I remember dreary bores whom opposed high value prizes and the National lottery. Thankfully these bores are now mostly dead along eith the sort of deference that meant such moralisers were treated with the respect they didn’t deserve.

Richard Abbot
Richard Abbot
1 month ago

I remember this as if it were yesterday. I was like a portal had opened. No more Juliet Bravo or All Creatures Great and Small. This was fun! The possibilities were limitless!! (Or so it seemed at the time).

David Morley
David Morley
1 month ago

Since then, what began as a force for social levelling has become a race to the bottom. 

In other words the snooty people at the Telegraph and Guardian were prescient.

Also, can we not treat the working class as a bloc, who all bought into crass game shows and Thatcherism. They didn’t all. While plenty of the lower middle classes did.

UnHerd Reader
UnHerd Reader
1 month ago
Reply to  David Morley

Yes, i am working class, couldn’t stand the crass COD, having said that, I can see it could have been liberating to some.

David Morley
David Morley
1 month ago
Reply to  UnHerd Reader

Yes. It’s an odd kind of liberation though. A bit like our similar culinary liberation movement – no more oppressive healthy meals, just fat and sugar laden food that would once have been eaten only by children, and only occasionally.

David Morley
David Morley
1 month ago

There does seem to be a kind of general rule of media (print, radio, film, tv, internet) that it is initially heralded as enlightenment for the masses, but ultimately decays into 80% pap. The same people who heralded it (or their social heirs) then start ringing the alarm bells.

[Visual layout records]
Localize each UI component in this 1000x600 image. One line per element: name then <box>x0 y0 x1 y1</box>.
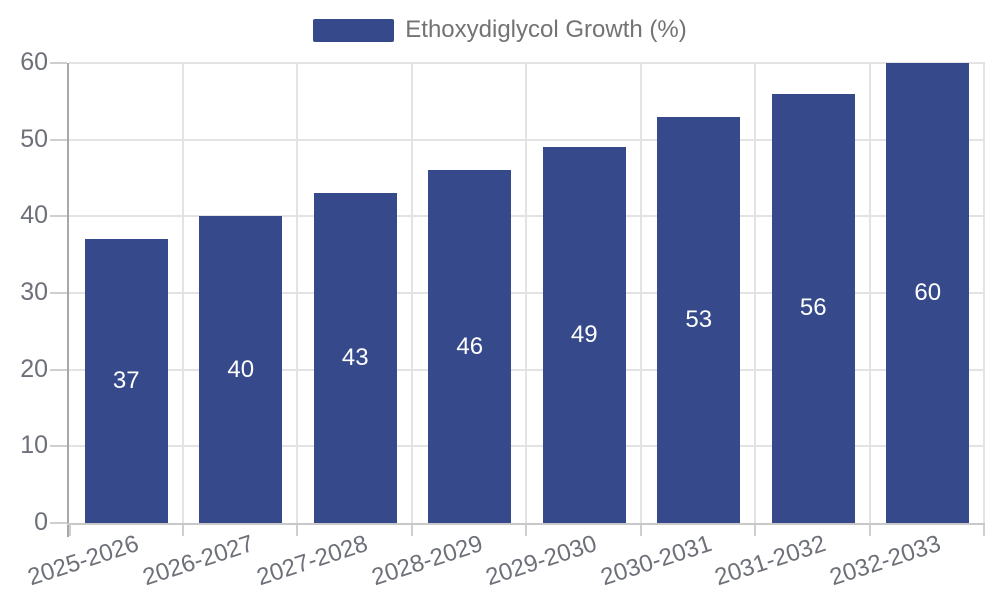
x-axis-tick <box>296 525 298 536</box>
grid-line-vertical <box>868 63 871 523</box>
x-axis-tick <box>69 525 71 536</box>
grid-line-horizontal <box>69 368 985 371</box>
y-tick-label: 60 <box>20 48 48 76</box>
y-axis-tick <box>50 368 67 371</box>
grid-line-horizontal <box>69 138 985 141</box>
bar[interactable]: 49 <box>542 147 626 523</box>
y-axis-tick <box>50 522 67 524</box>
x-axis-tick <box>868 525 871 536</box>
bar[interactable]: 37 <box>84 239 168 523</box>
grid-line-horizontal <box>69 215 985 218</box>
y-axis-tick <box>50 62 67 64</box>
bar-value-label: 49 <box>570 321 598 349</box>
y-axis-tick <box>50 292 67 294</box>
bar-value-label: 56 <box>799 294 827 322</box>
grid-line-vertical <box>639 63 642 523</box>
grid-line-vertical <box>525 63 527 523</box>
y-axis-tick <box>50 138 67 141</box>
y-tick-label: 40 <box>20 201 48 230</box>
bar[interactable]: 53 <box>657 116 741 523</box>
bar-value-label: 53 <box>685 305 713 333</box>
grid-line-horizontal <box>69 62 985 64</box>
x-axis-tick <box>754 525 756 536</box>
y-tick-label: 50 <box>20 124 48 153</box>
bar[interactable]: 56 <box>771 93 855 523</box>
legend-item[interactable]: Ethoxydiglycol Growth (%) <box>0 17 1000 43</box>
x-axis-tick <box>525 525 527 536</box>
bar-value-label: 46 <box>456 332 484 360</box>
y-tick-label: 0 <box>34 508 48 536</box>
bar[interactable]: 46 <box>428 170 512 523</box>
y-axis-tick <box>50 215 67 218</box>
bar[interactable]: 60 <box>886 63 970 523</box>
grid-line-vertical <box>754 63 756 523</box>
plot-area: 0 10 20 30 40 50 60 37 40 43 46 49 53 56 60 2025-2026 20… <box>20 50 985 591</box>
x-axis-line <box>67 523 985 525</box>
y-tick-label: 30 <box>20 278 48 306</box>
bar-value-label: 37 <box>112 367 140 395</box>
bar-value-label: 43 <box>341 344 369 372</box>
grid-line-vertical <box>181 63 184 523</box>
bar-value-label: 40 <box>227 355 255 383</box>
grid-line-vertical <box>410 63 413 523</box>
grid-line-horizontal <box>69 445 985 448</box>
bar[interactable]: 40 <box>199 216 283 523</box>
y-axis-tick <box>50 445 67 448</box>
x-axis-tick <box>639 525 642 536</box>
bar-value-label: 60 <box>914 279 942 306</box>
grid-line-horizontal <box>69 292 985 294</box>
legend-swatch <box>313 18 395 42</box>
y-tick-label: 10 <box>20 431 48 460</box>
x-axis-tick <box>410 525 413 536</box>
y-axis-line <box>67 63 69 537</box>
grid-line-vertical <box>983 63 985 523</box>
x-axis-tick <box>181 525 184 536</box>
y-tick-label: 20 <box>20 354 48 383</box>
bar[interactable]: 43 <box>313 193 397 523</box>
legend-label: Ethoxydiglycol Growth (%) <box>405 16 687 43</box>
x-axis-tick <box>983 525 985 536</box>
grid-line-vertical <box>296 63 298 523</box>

REQUIRED WORK
**A)** In the comment thread about game shows and the National Lottery, what does David Morley say the thing that "began as a force for social levelling" has become?
**B)** Continue the comment thread about game shows and the National Lottery from where it stops.

TASK RESULTS
**A)** A race to the bottom.

**B)**
David Morley
David Morley
1 month ago

I guess I am one of those snooty people who thought they knew better than working class people what they should watch and enjoy. The only fly in that particular ointment being that I grew up working class, on a council estate, and wasn’t the only person turning their nose up at pap tv.

We certainly watched some of it – but we also sat down as a family and watched Play for Today, serious documentaries, adaptations of dickens and the rest. Nowadays I struggle to find anything worth watching. Baking, gardening, airhead island, antique hunting, property shows, formulaic dance shows etc etc. Why do we have nothing equivalent to the franco- German Arte?

Then again, visit any French newsagents and you’ll find magazines on brainy topics for a popular audience. Lots of them. Every month. I guess it answers itself.

Alphonse Pfarti
Alphonse Pfarti
1 month ago
Reply to  David Morley

Yeah, but France also gave us Michel Foucault. My parents were aspirational working class who did well from access to education after WW2. Used to watch this and other rubbish like Play Your Cards Right, Bullseye and 321 on a Saturday with my Mum. Happy childhood days of the 80s. Does watching Mastermind or The Adventure Game act as a counterweight to all the crass drivel I consumed?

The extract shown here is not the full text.